*** Passage to read

Manchester City fans welcomed the club’s hiring of a high-powered lawyer as if it had signed a new striker.Credit...Phil Noble/Reuters

Pannick, a bespectacled, Oxford-educated 66-year-old, is no stranger to such fights. In 2020, he advised Manchester City in its successful appeal of one of the harshest sanctions soccer’s financial regulators had ever handed out: a two-year ban from the Champions League, the sport’s richest club competition.

That case had grown out of an infamous leak of a trove of City emails, messages and documents known as Football Leaks. The product of a hacking campaign led by a Portuguese college dropout, the documents appeared to reveal years of a financial sleight of hand in which City evaded soccer’s cost-control rules by inflating the value of its sponsorship revenues at the same time it was obscuring the rising costs on its balance sheet.

But the leaks also pulled back the curtain on much more: the contempt that City executives and their lawyers held for soccer’s financial rules and the individuals tasked with enforcing them; a bare-knuckle legal strategy to overwhelm opponents with filings and expenses in a legal war of attrition; and a willingness, directed from the upper reaches of the club, to fight any challenge to its business, and its ambitions, to the bitter end.

******

**List of tasks**
(A) From the passage on Manchester City's legal battles, extract the text from "Pannick, a bespectacled, Oxford-educated" up to and including "richest club competition.".
(B) In the passage on Manchester City's legal battles, what sanction did Pannick help the club successfully appeal in 2020?

*** Dataset entries

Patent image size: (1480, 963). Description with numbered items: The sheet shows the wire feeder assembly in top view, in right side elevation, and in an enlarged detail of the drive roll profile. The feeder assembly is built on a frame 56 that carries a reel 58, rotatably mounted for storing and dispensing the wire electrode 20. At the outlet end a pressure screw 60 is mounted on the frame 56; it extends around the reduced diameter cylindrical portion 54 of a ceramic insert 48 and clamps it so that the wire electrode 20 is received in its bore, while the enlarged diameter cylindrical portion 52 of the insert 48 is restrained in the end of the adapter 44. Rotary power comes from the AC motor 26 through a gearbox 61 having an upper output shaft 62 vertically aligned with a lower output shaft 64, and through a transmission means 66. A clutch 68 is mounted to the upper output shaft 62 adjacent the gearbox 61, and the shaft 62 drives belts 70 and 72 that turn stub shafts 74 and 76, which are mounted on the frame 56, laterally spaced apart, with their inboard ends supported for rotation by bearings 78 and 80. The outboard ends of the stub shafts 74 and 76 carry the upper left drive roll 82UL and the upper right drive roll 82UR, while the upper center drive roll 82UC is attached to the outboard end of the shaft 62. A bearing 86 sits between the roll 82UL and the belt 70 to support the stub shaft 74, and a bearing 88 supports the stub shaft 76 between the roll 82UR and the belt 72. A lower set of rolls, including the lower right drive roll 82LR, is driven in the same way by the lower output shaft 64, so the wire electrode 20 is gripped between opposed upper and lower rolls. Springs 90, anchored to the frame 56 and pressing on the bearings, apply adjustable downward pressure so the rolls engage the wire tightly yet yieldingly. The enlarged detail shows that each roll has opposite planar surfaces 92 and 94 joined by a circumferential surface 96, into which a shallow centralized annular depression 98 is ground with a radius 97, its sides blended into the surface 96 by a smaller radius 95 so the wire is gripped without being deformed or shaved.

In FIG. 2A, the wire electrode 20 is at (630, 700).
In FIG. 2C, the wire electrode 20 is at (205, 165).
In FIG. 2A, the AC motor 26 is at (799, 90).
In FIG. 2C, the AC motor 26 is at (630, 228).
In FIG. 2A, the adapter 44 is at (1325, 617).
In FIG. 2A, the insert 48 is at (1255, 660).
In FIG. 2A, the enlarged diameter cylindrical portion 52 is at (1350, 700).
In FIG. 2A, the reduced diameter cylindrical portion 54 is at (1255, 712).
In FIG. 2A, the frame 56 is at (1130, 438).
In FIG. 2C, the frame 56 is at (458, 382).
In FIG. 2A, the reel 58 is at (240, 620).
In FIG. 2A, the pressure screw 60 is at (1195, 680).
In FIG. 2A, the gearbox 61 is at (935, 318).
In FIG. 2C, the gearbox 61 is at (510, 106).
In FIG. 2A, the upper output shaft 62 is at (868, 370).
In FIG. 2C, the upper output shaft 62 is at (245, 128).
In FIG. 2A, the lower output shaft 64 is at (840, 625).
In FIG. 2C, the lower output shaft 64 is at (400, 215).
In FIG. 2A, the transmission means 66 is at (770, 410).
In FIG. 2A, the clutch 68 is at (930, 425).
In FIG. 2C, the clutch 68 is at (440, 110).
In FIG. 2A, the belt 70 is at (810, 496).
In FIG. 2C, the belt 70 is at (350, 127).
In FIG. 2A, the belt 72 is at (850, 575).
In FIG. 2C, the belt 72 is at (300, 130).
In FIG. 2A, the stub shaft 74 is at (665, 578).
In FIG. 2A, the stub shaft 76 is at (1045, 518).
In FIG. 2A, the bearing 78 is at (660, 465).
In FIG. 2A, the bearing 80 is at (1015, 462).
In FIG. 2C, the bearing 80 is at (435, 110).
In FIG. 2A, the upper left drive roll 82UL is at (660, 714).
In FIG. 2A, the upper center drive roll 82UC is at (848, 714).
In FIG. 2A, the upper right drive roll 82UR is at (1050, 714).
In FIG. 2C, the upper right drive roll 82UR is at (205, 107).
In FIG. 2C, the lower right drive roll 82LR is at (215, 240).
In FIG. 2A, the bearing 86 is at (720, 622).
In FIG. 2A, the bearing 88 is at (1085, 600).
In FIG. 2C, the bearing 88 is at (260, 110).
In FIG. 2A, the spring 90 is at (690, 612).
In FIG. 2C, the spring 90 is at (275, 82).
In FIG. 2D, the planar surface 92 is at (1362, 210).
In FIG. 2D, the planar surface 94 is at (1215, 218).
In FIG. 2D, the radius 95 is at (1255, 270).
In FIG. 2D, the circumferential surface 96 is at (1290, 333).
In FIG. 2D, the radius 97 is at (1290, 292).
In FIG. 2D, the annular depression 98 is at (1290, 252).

******

**Answers in order**
(A)
Pannick, a bespectacled, Oxford-educated 66-year-old, is no stranger to such fights. In 2020, he advised Manchester City in its successful appeal of one of the harshest sanctions soccer’s financial regulators had ever handed out: a two-year ban from the Champions League, the sport’s richest club competition.

(B) A two-year ban from the Champions League.